- Your objective
Exact reproduction is required for all entries.

====== Input records ======

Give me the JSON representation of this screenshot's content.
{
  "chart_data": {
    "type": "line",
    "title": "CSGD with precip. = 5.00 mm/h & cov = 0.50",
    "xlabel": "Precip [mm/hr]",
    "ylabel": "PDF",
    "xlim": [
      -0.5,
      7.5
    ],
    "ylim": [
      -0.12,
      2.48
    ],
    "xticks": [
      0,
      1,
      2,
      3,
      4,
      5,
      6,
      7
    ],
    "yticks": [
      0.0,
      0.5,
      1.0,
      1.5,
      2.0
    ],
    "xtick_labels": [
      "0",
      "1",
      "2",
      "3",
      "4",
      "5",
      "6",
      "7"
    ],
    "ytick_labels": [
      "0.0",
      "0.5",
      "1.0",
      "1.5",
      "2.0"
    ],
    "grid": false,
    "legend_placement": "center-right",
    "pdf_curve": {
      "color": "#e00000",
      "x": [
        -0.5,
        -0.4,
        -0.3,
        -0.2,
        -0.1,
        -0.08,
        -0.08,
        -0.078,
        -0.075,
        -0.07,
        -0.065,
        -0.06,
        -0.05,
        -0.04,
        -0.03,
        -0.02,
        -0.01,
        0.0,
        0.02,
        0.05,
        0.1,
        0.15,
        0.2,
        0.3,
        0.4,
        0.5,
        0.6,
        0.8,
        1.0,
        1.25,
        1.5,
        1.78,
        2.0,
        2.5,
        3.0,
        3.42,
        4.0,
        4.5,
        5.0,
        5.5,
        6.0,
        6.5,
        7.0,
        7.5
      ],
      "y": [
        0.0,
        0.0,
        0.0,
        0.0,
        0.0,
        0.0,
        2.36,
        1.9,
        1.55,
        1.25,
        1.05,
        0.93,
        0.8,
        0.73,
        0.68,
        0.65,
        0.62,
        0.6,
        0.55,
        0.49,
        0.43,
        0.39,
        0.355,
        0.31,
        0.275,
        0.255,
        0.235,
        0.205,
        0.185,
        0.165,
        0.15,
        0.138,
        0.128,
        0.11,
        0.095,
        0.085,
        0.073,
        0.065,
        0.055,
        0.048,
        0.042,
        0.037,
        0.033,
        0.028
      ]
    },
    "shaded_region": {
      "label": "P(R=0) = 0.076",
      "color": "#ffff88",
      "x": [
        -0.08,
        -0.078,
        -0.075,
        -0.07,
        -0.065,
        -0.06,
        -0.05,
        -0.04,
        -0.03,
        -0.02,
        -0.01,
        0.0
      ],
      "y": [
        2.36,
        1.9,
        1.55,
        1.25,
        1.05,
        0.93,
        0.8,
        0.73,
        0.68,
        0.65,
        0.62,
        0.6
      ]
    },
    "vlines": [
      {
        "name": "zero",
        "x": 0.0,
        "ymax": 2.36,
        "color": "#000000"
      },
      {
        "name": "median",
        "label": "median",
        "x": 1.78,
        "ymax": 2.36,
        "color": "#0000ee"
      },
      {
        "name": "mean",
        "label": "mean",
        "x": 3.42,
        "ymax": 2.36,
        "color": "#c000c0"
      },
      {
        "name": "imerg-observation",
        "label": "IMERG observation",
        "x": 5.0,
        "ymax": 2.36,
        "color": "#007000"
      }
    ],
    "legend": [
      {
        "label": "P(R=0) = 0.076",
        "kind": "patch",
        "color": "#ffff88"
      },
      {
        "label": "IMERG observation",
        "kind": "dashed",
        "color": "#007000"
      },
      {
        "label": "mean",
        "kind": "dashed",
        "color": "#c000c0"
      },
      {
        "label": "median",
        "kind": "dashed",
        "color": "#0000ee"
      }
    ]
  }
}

======

- Written answer
Give me the JSON representation of this screenshot's content.
{
  "chart_data": {
    "type": "line",
    "title": "CSGD with precip. = 5.00 mm/h & cov = 0.50",
    "xlabel": "Precip [mm/hr]",
    "ylabel": "PDF",
    "xlim": [
      -0.5,
      7.5
    ],
    "ylim": [
      -0.12,
      2.48
    ],
    "xticks": [
      0,
      1,
      2,
      3,
      4,
      5,
      6,
      7
    ],
    "yticks": [
      0.0,
      0.5,
      1.0,
      1.5,
      2.0
    ],
    "xtick_labels": [
      "0",
      "1",
      "2",
      "3",
      "4",
      "5",
      "6",
      "7"
    ],
    "ytick_labels": [
      "0.0",
      "0.5",
      "1.0",
      "1.5",
      "2.0"
    ],
    "grid": false,
    "legend_placement": "center-right",
    "pdf_curve": {
      "color": "#e00000",
      "x": [
        -0.5,
        -0.4,
        -0.3,
        -0.2,
        -0.1,
        -0.08,
        -0.08,
        -0.078,
        -0.075,
        -0.07,
        -0.065,
        -0.06,
        -0.05,
        -0.04,
        -0.03,
        -0.02,
        -0.01,
        0.0,
        0.02,
        0.05,
        0.1,
        0.15,
        0.2,
        0.3,
        0.4,
        0.5,
        0.6,
        0.8,
        1.0,
        1.25,
        1.5,
        1.78,
        2.0,
        2.5,
        3.0,
        3.42,
        4.0,
        4.5,
        5.0,
        5.5,
        6.0,
        6.5,
        7.0,
        7.5
      ],
      "y": [
        0.0,
        0.0,
        0.0,
        0.0,
        0.0,
        0.0,
        2.36,
        1.9,
        1.55,
        1.25,
        1.05,
        0.93,
        0.8,
        0.73,
        0.68,
        0.65,
        0.62,
        0.6,
        0.55,
        0.49,
        0.43,
        0.39,
        0.355,
        0.31,
        0.275,
        0.255,
        0.235,
        0.205,
        0.185,
        0.165,
        0.15,
        0.138,
        0.128,
        0.11,
        0.095,
        0.085,
        0.073,
        0.065,
        0.055,
        0.048,
        0.042,
        0.037,
        0.033,
        0.028
      ]
    },
    "shaded_region": {
      "label": "P(R=0) = 0.076",
      "color": "#ffff88",
      "x": [
        -0.08,
        -0.078,
        -0.075,
        -0.07,
        -0.065,
        -0.06,
        -0.05,
        -0.04,
        -0.03,
        -0.02,
        -0.01,
        0.0
      ],
      "y": [
        2.36,
        1.9,
        1.55,
        1.25,
        1.05,
        0.93,
        0.8,
        0.73,
        0.68,
        0.65,
        0.62,
        0.6
      ]
    },
    "vlines": [
      {
        "name": "zero",
        "x": 0.0,
        "ymax": 2.36,
        "color": "#000000"
      },
      {
        "name": "median",
        "label": "median",
        "x": 1.78,
        "ymax": 2.36,
        "color": "#0000ee"
      },
      {
        "name": "mean",
        "label": "mean",
        "x": 3.42,
        "ymax": 2.36,
        "color": "#c000c0"
      },
      {
        "name": "imerg-observation",
        "label": "IMERG observation",
        "x": 5.0,
        "ymax": 2.36,
        "color": "#007000"
      }
    ],
    "legend": [
      {
        "label": "P(R=0) = 0.076",
        "kind": "patch",
        "color": "#ffff88"
      },
      {
        "label": "IMERG observation",
        "kind": "dashed",
        "color": "#007000"
      },
      {
        "label": "mean",
        "kind": "dashed",
        "color": "#c000c0"
      },
      {
        "label": "median",
        "kind": "dashed",
        "color": "#0000ee"
      }
    ]
  }
}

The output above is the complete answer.